[Exercise aim]
Copy out the records precisely, omitting pictures.

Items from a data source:
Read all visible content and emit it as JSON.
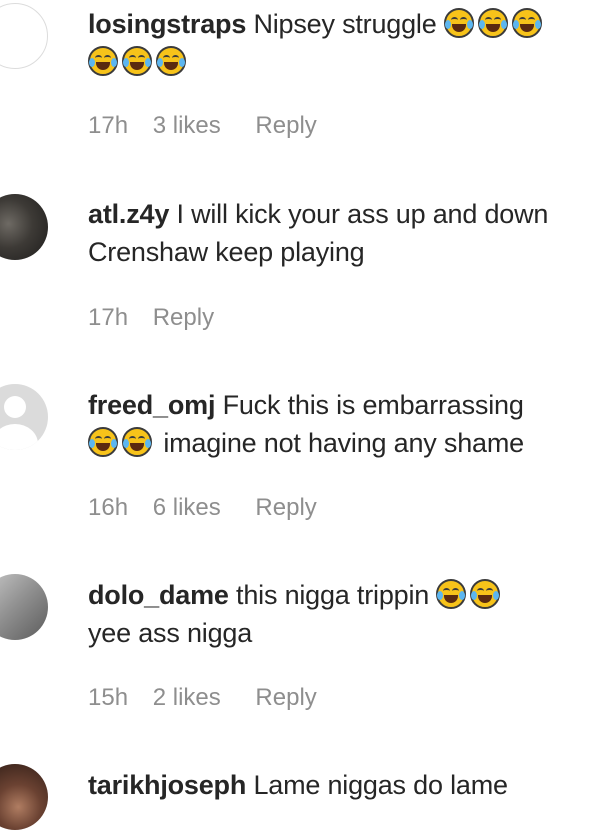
{
  "comments": [
    {
      "username": "losingstraps",
      "text": "Nipsey struggle",
      "emoji_count": 6,
      "emoji_icon": "rolling-laughing-emoji",
      "time": "17h",
      "likes": "3 likes",
      "reply": "Reply"
    },
    {
      "username": "atl.z4y",
      "text": "I will kick your ass up and down Crenshaw keep playing",
      "time": "17h",
      "likes": "",
      "reply": "Reply"
    },
    {
      "username": "freed_omj",
      "text": "Fuck this is embarrassing",
      "text_after_emoji": "imagine not having any shame",
      "emoji_count": 2,
      "emoji_icon": "tears-of-joy-emoji",
      "time": "16h",
      "likes": "6 likes",
      "reply": "Reply"
    },
    {
      "username": "dolo_dame",
      "text": "this nigga trippin",
      "text_line2": "yee ass nigga",
      "emoji_count": 2,
      "emoji_icon": "tears-of-joy-emoji",
      "time": "15h",
      "likes": "2 likes",
      "reply": "Reply"
    },
    {
      "username": "tarikhjoseph",
      "text": "Lame niggas do lame"
    }
  ]
}
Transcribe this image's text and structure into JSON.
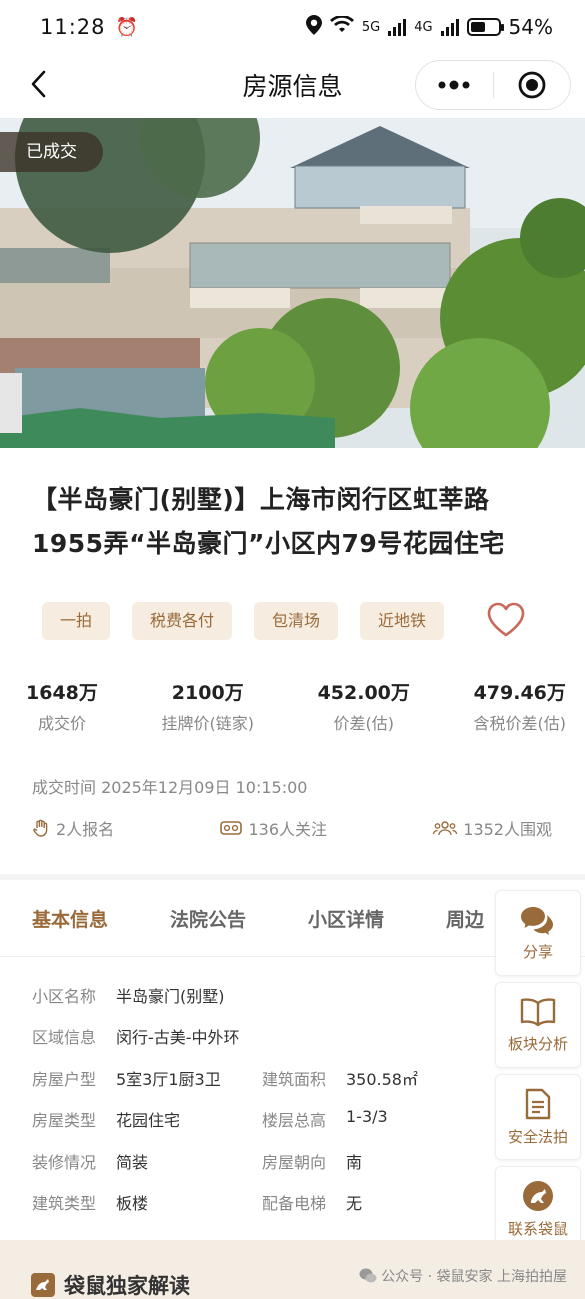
{
  "status_bar": {
    "time": "11:28",
    "battery": "54%",
    "net1": "5G",
    "net2": "4G"
  },
  "nav": {
    "title": "房源信息"
  },
  "hero": {
    "badge": "已成交"
  },
  "listing": {
    "title": "【半岛豪门(别墅)】上海市闵行区虹莘路1955弄“半岛豪门”小区内79号花园住宅",
    "tags": [
      "一拍",
      "税费各付",
      "包清场",
      "近地铁"
    ]
  },
  "stats": [
    {
      "value": "1648万",
      "label": "成交价"
    },
    {
      "value": "2100万",
      "label": "挂牌价(链家)"
    },
    {
      "value": "452.00万",
      "label": "价差(估)"
    },
    {
      "value": "479.46万",
      "label": "含税价差(估)"
    }
  ],
  "deal_time": "成交时间 2025年12月09日 10:15:00",
  "meta": {
    "signups": "2人报名",
    "followers": "136人关注",
    "viewers": "1352人围观"
  },
  "tabs": [
    "基本信息",
    "法院公告",
    "小区详情",
    "周边"
  ],
  "info": {
    "community_key": "小区名称",
    "community_val": "半岛豪门(别墅)",
    "area_key": "区域信息",
    "area_val": "闵行-古美-中外环",
    "layout_key": "房屋户型",
    "layout_val": "5室3厅1厨3卫",
    "size_key": "建筑面积",
    "size_val": "350.58㎡",
    "type_key": "房屋类型",
    "type_val": "花园住宅",
    "floors_key": "楼层总高",
    "floors_val": "1-3/3",
    "deco_key": "装修情况",
    "deco_val": "简装",
    "orient_key": "房屋朝向",
    "orient_val": "南",
    "btype_key": "建筑类型",
    "btype_val": "板楼",
    "elev_key": "配备电梯",
    "elev_val": "无"
  },
  "side": [
    "分享",
    "板块分析",
    "安全法拍",
    "联系袋鼠"
  ],
  "bottom": {
    "title": "袋鼠独家解读",
    "watermark": "公众号 · 袋鼠安家 上海拍拍屋"
  },
  "colors": {
    "accent": "#9a6b3a",
    "tag_bg": "#f6ece0",
    "heart": "#c9695a"
  }
}
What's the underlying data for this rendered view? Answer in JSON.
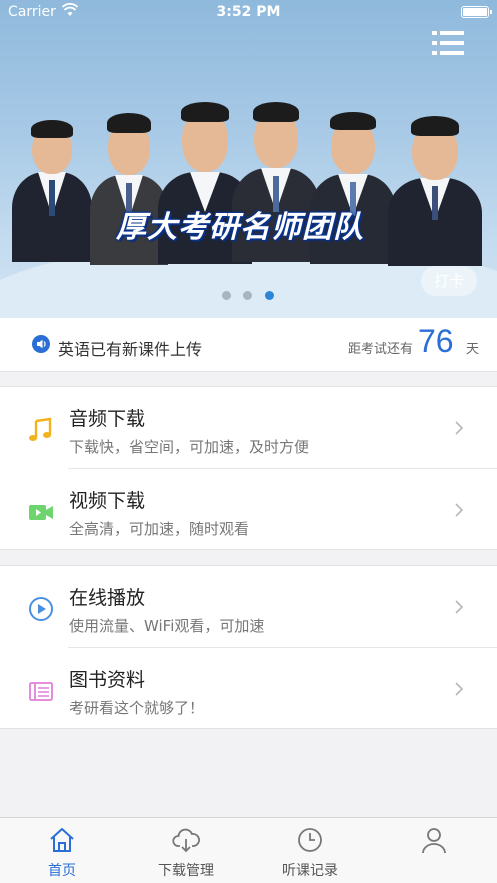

[The result]
Read all visible content and emit it as JSON.
{
  "comments": [
    {
      "username": "losingstraps",
      "text": "Nipsey struggle",
      "emoji_count": 6,
      "emoji_icon": "rolling-laughing-emoji",
      "time": "17h",
      "likes": "3 likes",
      "reply": "Reply"
    },
    {
      "username": "atl.z4y",
      "text": "I will kick your ass up and down Crenshaw keep playing",
      "time": "17h",
      "likes": "",
      "reply": "Reply"
    },
    {
      "username": "freed_omj",
      "text": "Fuck this is embarrassing",
      "text_after_emoji": "imagine not having any shame",
      "emoji_count": 2,
      "emoji_icon": "tears-of-joy-emoji",
      "time": "16h",
      "likes": "6 likes",
      "reply": "Reply"
    },
    {
      "username": "dolo_dame",
      "text": "this nigga trippin",
      "text_line2": "yee ass nigga",
      "emoji_count": 2,
      "emoji_icon": "tears-of-joy-emoji",
      "time": "15h",
      "likes": "2 likes",
      "reply": "Reply"
    },
    {
      "username": "tarikhjoseph",
      "text": "Lame niggas do lame"
    }
  ]
}
Transcribe this image's text and structure into JSON.
{
  "status_bar": {
    "time": "11:28",
    "battery": "54%",
    "net1": "5G",
    "net2": "4G"
  },
  "nav": {
    "title": "房源信息"
  },
  "hero": {
    "badge": "已成交"
  },
  "listing": {
    "title": "【半岛豪门(别墅)】上海市闵行区虹莘路1955弄“半岛豪门”小区内79号花园住宅",
    "tags": [
      "一拍",
      "税费各付",
      "包清场",
      "近地铁"
    ]
  },
  "stats": [
    {
      "value": "1648万",
      "label": "成交价"
    },
    {
      "value": "2100万",
      "label": "挂牌价(链家)"
    },
    {
      "value": "452.00万",
      "label": "价差(估)"
    },
    {
      "value": "479.46万",
      "label": "含税价差(估)"
    }
  ],
  "deal_time": "成交时间 2025年12月09日 10:15:00",
  "meta": {
    "signups": "2人报名",
    "followers": "136人关注",
    "viewers": "1352人围观"
  },
  "tabs": [
    "基本信息",
    "法院公告",
    "小区详情",
    "周边"
  ],
  "info": {
    "community_key": "小区名称",
    "community_val": "半岛豪门(别墅)",
    "area_key": "区域信息",
    "area_val": "闵行-古美-中外环",
    "layout_key": "房屋户型",
    "layout_val": "5室3厅1厨3卫",
    "size_key": "建筑面积",
    "size_val": "350.58㎡",
    "type_key": "房屋类型",
    "type_val": "花园住宅",
    "floors_key": "楼层总高",
    "floors_val": "1-3/3",
    "deco_key": "装修情况",
    "deco_val": "简装",
    "orient_key": "房屋朝向",
    "orient_val": "南",
    "btype_key": "建筑类型",
    "btype_val": "板楼",
    "elev_key": "配备电梯",
    "elev_val": "无"
  },
  "side": [
    "分享",
    "板块分析",
    "安全法拍",
    "联系袋鼠"
  ],
  "bottom": {
    "title": "袋鼠独家解读",
    "watermark": "公众号 · 袋鼠安家 上海拍拍屋"
  },
  "colors": {
    "accent": "#9a6b3a",
    "tag_bg": "#f6ece0",
    "heart": "#c9695a"
  }
}
What's the underlying data for this rendered view? Answer in JSON.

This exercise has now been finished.